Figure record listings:
════════════════
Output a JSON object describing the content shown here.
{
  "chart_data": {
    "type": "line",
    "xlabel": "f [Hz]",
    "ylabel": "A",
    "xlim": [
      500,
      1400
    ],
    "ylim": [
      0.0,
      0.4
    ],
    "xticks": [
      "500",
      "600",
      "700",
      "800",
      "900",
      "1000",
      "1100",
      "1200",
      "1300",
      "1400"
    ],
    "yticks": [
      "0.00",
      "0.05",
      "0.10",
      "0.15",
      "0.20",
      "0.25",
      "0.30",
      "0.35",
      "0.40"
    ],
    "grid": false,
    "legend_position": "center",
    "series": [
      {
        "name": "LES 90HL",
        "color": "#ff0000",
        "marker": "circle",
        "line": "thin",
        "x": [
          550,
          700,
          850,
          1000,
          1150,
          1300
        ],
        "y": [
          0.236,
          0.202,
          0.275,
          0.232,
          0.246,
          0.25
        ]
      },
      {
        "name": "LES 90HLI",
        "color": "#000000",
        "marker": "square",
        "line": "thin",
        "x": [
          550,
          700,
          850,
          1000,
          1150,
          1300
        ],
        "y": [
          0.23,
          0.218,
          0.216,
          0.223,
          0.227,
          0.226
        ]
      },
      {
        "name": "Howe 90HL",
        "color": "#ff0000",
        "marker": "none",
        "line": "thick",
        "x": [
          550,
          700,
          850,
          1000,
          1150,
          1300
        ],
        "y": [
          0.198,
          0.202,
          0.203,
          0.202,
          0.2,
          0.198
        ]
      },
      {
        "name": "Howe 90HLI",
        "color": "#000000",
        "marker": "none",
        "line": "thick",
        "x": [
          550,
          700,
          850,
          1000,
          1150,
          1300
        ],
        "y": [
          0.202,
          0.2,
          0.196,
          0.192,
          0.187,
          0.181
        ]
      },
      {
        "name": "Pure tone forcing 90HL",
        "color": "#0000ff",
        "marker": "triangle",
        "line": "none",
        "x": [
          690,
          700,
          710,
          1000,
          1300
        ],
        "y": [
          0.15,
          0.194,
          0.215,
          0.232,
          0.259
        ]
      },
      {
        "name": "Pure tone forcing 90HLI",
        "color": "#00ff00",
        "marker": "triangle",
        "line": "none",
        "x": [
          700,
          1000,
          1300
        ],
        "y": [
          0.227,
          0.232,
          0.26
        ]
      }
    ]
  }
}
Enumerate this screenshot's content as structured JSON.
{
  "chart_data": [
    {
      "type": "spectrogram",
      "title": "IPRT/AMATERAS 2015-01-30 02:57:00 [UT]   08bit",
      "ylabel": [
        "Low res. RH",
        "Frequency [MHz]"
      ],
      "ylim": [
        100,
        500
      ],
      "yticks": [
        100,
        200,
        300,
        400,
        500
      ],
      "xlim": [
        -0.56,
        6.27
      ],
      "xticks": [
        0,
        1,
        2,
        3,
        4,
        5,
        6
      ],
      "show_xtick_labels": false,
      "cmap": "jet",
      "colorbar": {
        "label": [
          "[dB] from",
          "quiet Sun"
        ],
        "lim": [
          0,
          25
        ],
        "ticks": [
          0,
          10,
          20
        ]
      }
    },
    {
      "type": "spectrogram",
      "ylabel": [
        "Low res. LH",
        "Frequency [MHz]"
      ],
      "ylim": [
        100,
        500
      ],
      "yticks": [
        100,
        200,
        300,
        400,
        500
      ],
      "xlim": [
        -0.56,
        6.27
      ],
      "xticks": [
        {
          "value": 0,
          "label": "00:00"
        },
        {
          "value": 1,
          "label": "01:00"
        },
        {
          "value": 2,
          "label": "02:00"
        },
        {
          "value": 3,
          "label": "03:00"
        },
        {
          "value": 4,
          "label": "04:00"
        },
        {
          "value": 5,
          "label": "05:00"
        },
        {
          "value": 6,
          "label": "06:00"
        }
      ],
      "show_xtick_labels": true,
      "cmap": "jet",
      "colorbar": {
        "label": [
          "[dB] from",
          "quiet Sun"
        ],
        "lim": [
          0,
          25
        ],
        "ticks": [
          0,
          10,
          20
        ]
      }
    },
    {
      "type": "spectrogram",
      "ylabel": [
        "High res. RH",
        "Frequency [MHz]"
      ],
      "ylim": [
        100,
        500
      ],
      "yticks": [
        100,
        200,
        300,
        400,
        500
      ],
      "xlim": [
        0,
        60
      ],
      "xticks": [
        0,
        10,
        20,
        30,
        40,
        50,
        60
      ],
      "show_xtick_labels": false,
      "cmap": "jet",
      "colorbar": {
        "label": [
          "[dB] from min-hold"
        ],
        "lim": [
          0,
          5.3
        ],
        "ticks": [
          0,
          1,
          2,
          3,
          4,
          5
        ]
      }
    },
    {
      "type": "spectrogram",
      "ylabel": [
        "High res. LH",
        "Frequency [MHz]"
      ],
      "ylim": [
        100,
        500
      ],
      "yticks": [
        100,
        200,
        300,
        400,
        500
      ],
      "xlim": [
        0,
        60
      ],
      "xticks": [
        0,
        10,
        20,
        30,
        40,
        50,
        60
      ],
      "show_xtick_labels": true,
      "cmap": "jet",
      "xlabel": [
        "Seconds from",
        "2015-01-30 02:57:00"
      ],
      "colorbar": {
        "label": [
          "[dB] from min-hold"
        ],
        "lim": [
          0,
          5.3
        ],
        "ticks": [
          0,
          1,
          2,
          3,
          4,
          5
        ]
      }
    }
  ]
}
════════════════
• _EXERCISE AIM_: Go through the material above and count the lines that contain "value"; answer with the number alone.

• _PROBLEM SOLUTION_: 7